INSTRUCTIONS TO FOLLOW – Take each line containing the word "Kanikama" and copy it.
╭─ DATASET RECORDS
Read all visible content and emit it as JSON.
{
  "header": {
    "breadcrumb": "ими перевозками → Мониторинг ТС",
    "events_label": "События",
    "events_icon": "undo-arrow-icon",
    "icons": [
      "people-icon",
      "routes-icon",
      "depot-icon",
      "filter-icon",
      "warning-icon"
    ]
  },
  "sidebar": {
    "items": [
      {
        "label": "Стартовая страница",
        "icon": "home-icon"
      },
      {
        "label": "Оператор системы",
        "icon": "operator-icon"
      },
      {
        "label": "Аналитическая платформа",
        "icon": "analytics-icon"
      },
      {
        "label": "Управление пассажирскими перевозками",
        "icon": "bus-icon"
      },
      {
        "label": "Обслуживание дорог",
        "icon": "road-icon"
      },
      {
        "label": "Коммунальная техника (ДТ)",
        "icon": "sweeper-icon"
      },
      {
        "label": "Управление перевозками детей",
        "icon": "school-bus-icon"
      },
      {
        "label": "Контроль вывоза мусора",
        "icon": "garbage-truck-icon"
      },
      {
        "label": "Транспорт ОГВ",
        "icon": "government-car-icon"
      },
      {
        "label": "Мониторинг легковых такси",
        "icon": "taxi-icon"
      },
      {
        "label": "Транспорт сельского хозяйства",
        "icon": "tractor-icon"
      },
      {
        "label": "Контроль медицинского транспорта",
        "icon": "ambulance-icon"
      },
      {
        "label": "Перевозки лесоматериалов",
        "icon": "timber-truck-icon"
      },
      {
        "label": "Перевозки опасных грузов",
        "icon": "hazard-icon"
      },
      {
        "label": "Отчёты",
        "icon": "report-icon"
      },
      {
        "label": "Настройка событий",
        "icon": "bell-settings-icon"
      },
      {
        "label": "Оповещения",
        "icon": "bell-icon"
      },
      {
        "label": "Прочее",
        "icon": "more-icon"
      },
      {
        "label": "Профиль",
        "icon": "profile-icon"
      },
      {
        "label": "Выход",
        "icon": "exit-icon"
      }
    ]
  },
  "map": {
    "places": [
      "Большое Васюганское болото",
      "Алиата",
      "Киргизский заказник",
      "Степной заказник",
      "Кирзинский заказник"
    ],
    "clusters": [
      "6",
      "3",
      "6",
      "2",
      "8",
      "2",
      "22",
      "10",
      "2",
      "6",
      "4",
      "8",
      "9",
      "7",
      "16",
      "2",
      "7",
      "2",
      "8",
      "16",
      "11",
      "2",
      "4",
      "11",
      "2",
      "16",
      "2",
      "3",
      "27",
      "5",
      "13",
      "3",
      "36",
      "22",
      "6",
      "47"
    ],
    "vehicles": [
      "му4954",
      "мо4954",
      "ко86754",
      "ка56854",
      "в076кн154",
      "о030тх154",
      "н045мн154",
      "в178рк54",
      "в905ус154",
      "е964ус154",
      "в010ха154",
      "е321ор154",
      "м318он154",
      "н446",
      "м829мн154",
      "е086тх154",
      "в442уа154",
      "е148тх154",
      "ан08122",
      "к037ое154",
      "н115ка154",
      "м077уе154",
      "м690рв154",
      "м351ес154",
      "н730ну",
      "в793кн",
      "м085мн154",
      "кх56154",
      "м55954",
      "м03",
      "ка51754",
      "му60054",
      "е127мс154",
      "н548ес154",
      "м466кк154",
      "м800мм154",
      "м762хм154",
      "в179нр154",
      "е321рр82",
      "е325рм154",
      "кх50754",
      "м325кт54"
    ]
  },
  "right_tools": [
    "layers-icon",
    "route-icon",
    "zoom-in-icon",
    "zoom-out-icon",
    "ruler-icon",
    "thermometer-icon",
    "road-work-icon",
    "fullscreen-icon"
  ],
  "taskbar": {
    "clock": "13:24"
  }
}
╰─
╭─ DATASET RECORDS
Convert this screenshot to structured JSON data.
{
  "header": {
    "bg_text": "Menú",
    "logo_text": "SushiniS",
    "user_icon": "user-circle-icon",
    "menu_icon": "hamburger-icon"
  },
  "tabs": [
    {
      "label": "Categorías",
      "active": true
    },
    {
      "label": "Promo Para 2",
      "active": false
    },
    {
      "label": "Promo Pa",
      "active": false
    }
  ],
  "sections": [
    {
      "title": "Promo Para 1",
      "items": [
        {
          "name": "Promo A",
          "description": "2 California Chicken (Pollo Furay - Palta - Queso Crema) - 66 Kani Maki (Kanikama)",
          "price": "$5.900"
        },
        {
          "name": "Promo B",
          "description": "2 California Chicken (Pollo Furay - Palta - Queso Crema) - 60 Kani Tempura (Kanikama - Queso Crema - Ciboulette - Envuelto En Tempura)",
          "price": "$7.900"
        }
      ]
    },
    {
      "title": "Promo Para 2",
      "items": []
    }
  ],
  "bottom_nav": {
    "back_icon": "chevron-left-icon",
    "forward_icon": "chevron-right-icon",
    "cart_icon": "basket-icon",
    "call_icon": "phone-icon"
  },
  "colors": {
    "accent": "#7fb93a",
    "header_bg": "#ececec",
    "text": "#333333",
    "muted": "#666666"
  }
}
╰─
RESULT FOR THIS TASK –
          "description": "2 California Chicken (Pollo Furay - Palta - Queso Crema) - 66 Kani Maki (Kanikama)",
          "description": "2 California Chicken (Pollo Furay - Palta - Queso Crema) - 60 Kani Tempura (Kanikama - Queso Crema - Ciboulette - Envuelto En Tempura)",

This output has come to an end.